Data excerpts
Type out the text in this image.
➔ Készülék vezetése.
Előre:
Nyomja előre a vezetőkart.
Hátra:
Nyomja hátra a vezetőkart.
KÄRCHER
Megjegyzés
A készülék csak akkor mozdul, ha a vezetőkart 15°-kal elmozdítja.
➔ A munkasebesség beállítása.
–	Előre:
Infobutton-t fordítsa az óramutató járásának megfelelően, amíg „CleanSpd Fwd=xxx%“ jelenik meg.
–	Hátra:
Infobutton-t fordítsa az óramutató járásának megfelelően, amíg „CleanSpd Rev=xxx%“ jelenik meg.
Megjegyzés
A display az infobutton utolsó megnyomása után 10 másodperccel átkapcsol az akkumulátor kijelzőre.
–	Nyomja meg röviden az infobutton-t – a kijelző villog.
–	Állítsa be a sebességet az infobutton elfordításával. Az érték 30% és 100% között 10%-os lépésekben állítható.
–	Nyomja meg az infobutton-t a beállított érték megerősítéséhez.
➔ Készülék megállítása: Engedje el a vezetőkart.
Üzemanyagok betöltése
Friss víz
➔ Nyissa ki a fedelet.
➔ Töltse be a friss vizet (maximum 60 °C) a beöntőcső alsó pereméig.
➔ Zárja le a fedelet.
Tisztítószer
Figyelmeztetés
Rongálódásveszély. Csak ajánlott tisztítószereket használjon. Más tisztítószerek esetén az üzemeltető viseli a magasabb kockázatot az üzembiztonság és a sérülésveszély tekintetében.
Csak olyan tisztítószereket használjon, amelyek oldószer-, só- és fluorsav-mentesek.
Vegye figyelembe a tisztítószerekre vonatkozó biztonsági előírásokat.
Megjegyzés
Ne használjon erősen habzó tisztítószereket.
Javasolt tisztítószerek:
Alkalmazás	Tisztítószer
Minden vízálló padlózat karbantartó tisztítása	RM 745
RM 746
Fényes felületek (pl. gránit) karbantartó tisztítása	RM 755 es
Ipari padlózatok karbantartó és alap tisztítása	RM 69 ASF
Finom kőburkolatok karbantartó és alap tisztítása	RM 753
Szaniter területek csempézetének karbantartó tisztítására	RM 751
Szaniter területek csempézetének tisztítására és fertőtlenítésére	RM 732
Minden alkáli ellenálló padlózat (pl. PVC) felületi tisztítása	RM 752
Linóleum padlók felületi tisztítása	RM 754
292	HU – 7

• _Stated goal_
All lines holding the word "tisztítószereket" should be picked out and copied.

• _The result_
Rongálódásveszély. Csak ajánlott tisztítószereket használjon. Más tisztítószerek esetén az üzemeltető viseli a magasabb kockázatot az üzembiztonság és a sérülésveszély tekintetében.
Csak olyan tisztítószereket használjon, amelyek oldószer-, só- és fluorsav-mentesek.
Ne használjon erősen habzó tisztítószereket.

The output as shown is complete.